#### Material for the task ####
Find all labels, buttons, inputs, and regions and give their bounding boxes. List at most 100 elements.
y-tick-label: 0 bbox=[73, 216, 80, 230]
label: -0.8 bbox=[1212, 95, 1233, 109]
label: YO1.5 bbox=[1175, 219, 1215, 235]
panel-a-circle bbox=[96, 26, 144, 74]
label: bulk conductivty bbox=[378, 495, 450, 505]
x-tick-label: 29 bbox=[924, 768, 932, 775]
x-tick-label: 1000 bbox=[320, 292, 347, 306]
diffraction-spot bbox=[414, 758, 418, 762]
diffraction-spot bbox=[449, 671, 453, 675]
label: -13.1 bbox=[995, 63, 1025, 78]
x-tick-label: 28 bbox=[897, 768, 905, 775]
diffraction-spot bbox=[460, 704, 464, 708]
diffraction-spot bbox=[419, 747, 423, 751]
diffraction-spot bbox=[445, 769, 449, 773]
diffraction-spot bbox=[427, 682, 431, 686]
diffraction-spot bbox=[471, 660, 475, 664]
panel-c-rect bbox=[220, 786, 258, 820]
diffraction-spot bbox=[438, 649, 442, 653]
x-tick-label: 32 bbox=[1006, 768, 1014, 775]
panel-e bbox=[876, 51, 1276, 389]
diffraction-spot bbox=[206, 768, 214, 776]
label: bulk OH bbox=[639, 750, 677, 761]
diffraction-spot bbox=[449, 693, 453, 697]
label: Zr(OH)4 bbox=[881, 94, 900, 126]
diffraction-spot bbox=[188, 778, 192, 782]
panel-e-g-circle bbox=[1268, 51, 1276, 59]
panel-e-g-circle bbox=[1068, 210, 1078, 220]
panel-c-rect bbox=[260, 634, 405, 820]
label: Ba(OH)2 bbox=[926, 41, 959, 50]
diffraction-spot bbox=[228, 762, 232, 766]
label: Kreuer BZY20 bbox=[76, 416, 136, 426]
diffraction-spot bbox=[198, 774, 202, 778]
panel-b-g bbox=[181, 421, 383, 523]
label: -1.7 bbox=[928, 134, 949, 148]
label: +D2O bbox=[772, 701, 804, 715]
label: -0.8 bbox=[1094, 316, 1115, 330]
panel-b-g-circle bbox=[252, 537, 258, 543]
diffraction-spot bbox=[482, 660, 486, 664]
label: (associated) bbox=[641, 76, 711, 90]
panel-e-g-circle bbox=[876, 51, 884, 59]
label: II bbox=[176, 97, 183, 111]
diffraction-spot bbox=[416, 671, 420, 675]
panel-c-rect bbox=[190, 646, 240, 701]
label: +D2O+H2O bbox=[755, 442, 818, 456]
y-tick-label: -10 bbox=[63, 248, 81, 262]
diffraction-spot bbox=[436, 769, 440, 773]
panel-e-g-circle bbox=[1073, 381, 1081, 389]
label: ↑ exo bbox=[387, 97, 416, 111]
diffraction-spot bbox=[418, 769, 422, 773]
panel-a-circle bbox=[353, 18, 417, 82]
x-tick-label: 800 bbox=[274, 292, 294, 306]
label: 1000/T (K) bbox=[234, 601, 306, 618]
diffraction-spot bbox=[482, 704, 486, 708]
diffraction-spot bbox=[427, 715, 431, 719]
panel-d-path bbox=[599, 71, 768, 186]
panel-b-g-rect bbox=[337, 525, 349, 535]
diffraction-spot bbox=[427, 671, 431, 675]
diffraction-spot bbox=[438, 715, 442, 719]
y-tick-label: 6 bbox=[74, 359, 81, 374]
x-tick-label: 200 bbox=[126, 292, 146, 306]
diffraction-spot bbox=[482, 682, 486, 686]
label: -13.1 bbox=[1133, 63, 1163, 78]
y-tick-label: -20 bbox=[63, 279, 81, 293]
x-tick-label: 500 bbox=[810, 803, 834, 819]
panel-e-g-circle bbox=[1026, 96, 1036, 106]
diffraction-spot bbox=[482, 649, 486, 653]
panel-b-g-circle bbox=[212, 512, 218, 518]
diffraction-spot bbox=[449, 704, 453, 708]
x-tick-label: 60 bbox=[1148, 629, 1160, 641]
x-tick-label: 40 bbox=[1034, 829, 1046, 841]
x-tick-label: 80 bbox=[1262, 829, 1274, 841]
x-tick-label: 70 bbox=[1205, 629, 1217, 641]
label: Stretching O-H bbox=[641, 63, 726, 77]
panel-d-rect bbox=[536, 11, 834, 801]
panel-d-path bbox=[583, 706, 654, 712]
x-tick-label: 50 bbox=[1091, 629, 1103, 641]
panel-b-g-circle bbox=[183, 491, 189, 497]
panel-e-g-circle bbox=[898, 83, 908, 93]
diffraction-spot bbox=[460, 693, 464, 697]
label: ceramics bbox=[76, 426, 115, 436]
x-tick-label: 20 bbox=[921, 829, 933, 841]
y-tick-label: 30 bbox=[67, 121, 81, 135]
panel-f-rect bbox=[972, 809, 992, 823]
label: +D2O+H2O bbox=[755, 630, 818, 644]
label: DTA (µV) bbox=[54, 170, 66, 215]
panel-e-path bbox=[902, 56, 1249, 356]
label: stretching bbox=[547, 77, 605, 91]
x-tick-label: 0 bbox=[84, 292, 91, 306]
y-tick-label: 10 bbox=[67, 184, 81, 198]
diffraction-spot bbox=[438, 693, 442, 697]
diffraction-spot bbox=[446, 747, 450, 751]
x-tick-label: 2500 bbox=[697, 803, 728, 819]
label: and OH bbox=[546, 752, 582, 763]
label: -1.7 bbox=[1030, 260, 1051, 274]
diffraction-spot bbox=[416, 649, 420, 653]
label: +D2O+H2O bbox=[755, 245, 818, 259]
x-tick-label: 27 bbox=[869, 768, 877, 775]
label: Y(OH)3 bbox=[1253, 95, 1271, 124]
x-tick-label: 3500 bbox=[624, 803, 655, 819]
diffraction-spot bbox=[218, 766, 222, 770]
####
Exercise prompt:
In the lines from the first one up to and including the line with "panel-a-circle bbox=[96, 26, 144, 74]", substitute "fields" for "inputs" and give those lines back with nothing else changed.

Finished task:
Find all labels, buttons, fields, and regions and give their bounding boxes. List at most 100 elements.
y-tick-label: 0 bbox=[73, 216, 80, 230]
label: -0.8 bbox=[1212, 95, 1233, 109]
label: YO1.5 bbox=[1175, 219, 1215, 235]
panel-a-circle bbox=[96, 26, 144, 74]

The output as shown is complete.